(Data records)

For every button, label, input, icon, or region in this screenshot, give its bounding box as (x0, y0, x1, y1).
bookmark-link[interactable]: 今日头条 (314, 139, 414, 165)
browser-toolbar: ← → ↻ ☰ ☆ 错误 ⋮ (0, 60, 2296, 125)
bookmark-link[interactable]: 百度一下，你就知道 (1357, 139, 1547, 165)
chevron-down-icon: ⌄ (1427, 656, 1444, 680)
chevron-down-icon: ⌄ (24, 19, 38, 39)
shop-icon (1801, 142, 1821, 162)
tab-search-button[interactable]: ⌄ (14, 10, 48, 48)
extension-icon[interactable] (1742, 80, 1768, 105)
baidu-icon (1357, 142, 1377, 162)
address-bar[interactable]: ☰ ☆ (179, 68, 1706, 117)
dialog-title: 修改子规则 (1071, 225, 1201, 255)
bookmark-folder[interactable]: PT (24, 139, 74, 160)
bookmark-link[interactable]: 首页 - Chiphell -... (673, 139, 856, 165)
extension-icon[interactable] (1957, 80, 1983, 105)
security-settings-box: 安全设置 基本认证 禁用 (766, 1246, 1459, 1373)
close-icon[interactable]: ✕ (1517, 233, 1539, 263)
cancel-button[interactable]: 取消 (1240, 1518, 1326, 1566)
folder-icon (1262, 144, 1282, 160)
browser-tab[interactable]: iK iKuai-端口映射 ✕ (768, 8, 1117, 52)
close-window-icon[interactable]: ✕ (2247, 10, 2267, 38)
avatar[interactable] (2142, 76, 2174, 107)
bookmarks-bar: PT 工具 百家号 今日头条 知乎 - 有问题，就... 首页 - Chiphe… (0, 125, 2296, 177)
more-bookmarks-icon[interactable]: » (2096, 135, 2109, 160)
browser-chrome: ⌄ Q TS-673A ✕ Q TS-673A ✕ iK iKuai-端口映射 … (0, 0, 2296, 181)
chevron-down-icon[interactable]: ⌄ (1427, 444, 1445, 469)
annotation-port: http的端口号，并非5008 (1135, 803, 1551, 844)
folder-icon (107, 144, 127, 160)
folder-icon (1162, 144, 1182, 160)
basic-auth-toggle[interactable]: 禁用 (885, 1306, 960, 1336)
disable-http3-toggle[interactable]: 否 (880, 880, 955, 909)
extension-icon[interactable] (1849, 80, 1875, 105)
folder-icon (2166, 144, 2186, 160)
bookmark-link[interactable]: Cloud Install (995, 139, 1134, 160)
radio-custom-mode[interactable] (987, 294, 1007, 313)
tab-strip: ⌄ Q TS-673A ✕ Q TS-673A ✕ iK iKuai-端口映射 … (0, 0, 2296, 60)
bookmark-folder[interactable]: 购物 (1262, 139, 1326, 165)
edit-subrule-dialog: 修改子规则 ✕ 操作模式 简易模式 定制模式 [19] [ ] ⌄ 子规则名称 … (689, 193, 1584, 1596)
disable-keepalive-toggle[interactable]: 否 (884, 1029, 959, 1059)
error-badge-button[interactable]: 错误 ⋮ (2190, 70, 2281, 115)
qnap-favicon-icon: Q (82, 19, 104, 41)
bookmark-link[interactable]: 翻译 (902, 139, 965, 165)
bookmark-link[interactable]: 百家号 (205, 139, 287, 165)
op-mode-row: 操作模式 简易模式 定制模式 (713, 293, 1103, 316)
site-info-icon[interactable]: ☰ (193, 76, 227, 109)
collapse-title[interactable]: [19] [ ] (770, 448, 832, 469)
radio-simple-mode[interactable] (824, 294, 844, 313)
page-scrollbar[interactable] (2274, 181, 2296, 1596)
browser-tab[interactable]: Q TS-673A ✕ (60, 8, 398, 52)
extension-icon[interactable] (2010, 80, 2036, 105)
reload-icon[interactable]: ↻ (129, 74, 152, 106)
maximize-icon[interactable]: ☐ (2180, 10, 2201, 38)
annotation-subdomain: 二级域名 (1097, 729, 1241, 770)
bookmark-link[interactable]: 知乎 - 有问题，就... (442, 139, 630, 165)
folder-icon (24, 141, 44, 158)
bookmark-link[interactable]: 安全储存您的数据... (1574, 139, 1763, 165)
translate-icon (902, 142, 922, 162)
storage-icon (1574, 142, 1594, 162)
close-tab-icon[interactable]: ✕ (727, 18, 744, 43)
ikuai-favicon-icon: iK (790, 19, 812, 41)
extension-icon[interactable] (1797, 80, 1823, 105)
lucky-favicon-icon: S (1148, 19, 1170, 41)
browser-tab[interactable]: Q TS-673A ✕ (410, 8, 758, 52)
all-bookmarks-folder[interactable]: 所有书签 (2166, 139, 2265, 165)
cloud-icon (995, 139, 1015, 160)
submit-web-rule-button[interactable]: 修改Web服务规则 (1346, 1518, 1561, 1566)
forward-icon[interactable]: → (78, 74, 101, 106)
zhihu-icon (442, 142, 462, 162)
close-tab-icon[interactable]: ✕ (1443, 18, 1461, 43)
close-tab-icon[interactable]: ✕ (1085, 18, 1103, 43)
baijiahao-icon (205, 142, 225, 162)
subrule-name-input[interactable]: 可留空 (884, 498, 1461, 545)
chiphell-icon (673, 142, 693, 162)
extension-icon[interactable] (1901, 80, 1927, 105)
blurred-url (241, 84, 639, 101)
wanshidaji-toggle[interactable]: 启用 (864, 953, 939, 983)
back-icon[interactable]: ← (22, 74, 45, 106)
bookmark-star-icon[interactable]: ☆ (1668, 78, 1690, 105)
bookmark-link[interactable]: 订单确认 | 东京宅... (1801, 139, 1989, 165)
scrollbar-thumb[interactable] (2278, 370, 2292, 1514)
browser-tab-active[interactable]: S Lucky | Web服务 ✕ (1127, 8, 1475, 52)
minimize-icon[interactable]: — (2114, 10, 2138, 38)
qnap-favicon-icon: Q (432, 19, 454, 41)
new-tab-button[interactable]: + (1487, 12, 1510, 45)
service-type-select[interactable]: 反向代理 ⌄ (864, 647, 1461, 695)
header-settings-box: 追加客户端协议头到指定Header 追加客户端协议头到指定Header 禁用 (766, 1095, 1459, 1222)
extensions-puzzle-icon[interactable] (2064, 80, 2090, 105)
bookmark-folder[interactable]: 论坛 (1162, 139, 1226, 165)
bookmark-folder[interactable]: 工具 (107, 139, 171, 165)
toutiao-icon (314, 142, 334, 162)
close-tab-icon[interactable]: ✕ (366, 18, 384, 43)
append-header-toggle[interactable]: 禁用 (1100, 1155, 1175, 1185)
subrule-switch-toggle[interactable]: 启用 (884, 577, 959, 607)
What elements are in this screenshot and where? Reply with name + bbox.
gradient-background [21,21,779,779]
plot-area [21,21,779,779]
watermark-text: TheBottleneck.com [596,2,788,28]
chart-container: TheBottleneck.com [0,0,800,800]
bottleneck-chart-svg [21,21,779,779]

• _Your goal_: Recast every line of the listing above as a numbered list, leaving out any blank lines.

• _Problem solution_:
1. For every button, label, input, icon, or region in this screenshot, give its bounding box as (x0, y0, x1, y1).
2. bookmark-link[interactable]: 今日头条 (314, 139, 414, 165)
3. browser-toolbar: ← → ↻ ☰ ☆ 错误 ⋮ (0, 60, 2296, 125)
4. bookmark-link[interactable]: 百度一下，你就知道 (1357, 139, 1547, 165)
5. chevron-down-icon: ⌄ (1427, 656, 1444, 680)
6. chevron-down-icon: ⌄ (24, 19, 38, 39)
7. shop-icon (1801, 142, 1821, 162)
8. tab-search-button[interactable]: ⌄ (14, 10, 48, 48)
9. extension-icon[interactable] (1742, 80, 1768, 105)
10. baidu-icon (1357, 142, 1377, 162)
11. address-bar[interactable]: ☰ ☆ (179, 68, 1706, 117)
12. dialog-title: 修改子规则 (1071, 225, 1201, 255)
13. bookmark-folder[interactable]: PT (24, 139, 74, 160)
14. bookmark-link[interactable]: 首页 - Chiphell -... (673, 139, 856, 165)
15. extension-icon[interactable] (1957, 80, 1983, 105)
16. security-settings-box: 安全设置 基本认证 禁用 (766, 1246, 1459, 1373)
17. close-icon[interactable]: ✕ (1517, 233, 1539, 263)
18. cancel-button[interactable]: 取消 (1240, 1518, 1326, 1566)
19. folder-icon (1262, 144, 1282, 160)
20. browser-tab[interactable]: iK iKuai-端口映射 ✕ (768, 8, 1117, 52)
21. close-window-icon[interactable]: ✕ (2247, 10, 2267, 38)
22. avatar[interactable] (2142, 76, 2174, 107)
23. bookmarks-bar: PT 工具 百家号 今日头条 知乎 - 有问题，就... 首页 - Chiphe… (0, 125, 2296, 177)
24. more-bookmarks-icon[interactable]: » (2096, 135, 2109, 160)
25. browser-chrome: ⌄ Q TS-673A ✕ Q TS-673A ✕ iK iKuai-端口映射 … (0, 0, 2296, 181)
26. chevron-down-icon[interactable]: ⌄ (1427, 444, 1445, 469)
27. annotation-port: http的端口号，并非5008 (1135, 803, 1551, 844)
28. folder-icon (107, 144, 127, 160)
29. folder-icon (1162, 144, 1182, 160)
30. basic-auth-toggle[interactable]: 禁用 (885, 1306, 960, 1336)
31. disable-http3-toggle[interactable]: 否 (880, 880, 955, 909)
32. extension-icon[interactable] (1849, 80, 1875, 105)
33. folder-icon (2166, 144, 2186, 160)
34. bookmark-link[interactable]: Cloud Install (995, 139, 1134, 160)
35. radio-custom-mode[interactable] (987, 294, 1007, 313)
36. tab-strip: ⌄ Q TS-673A ✕ Q TS-673A ✕ iK iKuai-端口映射 … (0, 0, 2296, 60)
37. bookmark-folder[interactable]: 购物 (1262, 139, 1326, 165)
38. edit-subrule-dialog: 修改子规则 ✕ 操作模式 简易模式 定制模式 [19] [ ] ⌄ 子规则名称 … (689, 193, 1584, 1596)
39. disable-keepalive-toggle[interactable]: 否 (884, 1029, 959, 1059)
40. error-badge-button[interactable]: 错误 ⋮ (2190, 70, 2281, 115)
41. qnap-favicon-icon: Q (82, 19, 104, 41)
42. bookmark-link[interactable]: 翻译 (902, 139, 965, 165)
43. bookmark-link[interactable]: 百家号 (205, 139, 287, 165)
44. op-mode-row: 操作模式 简易模式 定制模式 (713, 293, 1103, 316)
45. site-info-icon[interactable]: ☰ (193, 76, 227, 109)
46. collapse-title[interactable]: [19] [ ] (770, 448, 832, 469)
47. radio-simple-mode[interactable] (824, 294, 844, 313)
48. page-scrollbar[interactable] (2274, 181, 2296, 1596)
49. browser-tab[interactable]: Q TS-673A ✕ (60, 8, 398, 52)
50. extension-icon[interactable] (2010, 80, 2036, 105)
51. reload-icon[interactable]: ↻ (129, 74, 152, 106)
52. maximize-icon[interactable]: ☐ (2180, 10, 2201, 38)
53. annotation-subdomain: 二级域名 (1097, 729, 1241, 770)
54. bookmark-link[interactable]: 知乎 - 有问题，就... (442, 139, 630, 165)
55. folder-icon (24, 141, 44, 158)
56. bookmark-link[interactable]: 安全储存您的数据... (1574, 139, 1763, 165)
57. translate-icon (902, 142, 922, 162)
58. storage-icon (1574, 142, 1594, 162)
59. close-tab-icon[interactable]: ✕ (727, 18, 744, 43)
60. ikuai-favicon-icon: iK (790, 19, 812, 41)
61. extension-icon[interactable] (1797, 80, 1823, 105)
62. lucky-favicon-icon: S (1148, 19, 1170, 41)
63. browser-tab[interactable]: Q TS-673A ✕ (410, 8, 758, 52)
64. all-bookmarks-folder[interactable]: 所有书签 (2166, 139, 2265, 165)
65. cloud-icon (995, 139, 1015, 160)
66. submit-web-rule-button[interactable]: 修改Web服务规则 (1346, 1518, 1561, 1566)
67. forward-icon[interactable]: → (78, 74, 101, 106)
68. zhihu-icon (442, 142, 462, 162)
69. close-tab-icon[interactable]: ✕ (1443, 18, 1461, 43)
70. close-tab-icon[interactable]: ✕ (1085, 18, 1103, 43)
71. baijiahao-icon (205, 142, 225, 162)
72. subrule-name-input[interactable]: 可留空 (884, 498, 1461, 545)
73. chiphell-icon (673, 142, 693, 162)
74. extension-icon[interactable] (1901, 80, 1927, 105)
75. blurred-url (241, 84, 639, 101)
76. wanshidaji-toggle[interactable]: 启用 (864, 953, 939, 983)
77. back-icon[interactable]: ← (22, 74, 45, 106)
78. bookmark-star-icon[interactable]: ☆ (1668, 78, 1690, 105)
79. bookmark-link[interactable]: 订单确认 | 东京宅... (1801, 139, 1989, 165)
80. scrollbar-thumb[interactable] (2278, 370, 2292, 1514)
81. browser-tab-active[interactable]: S Lucky | Web服务 ✕ (1127, 8, 1475, 52)
82. minimize-icon[interactable]: — (2114, 10, 2138, 38)
83. qnap-favicon-icon: Q (432, 19, 454, 41)
84. new-tab-button[interactable]: + (1487, 12, 1510, 45)
85. service-type-select[interactable]: 反向代理 ⌄ (864, 647, 1461, 695)
86. header-settings-box: 追加客户端协议头到指定Header 追加客户端协议头到指定Header 禁用 (766, 1095, 1459, 1222)
87. extensions-puzzle-icon[interactable] (2064, 80, 2090, 105)
88. bookmark-folder[interactable]: 论坛 (1162, 139, 1226, 165)
89. bookmark-folder[interactable]: 工具 (107, 139, 171, 165)
90. toutiao-icon (314, 142, 334, 162)
91. close-tab-icon[interactable]: ✕ (366, 18, 384, 43)
92. append-header-toggle[interactable]: 禁用 (1100, 1155, 1175, 1185)
93. subrule-switch-toggle[interactable]: 启用 (884, 577, 959, 607)
94. What elements are in this screenshot and where? Reply with name + bbox.
95. gradient-background [21,21,779,779]
96. plot-area [21,21,779,779]
97. watermark-text: TheBottleneck.com [596,2,788,28]
98. chart-container: TheBottleneck.com [0,0,800,800]
99. bottleneck-chart-svg [21,21,779,779]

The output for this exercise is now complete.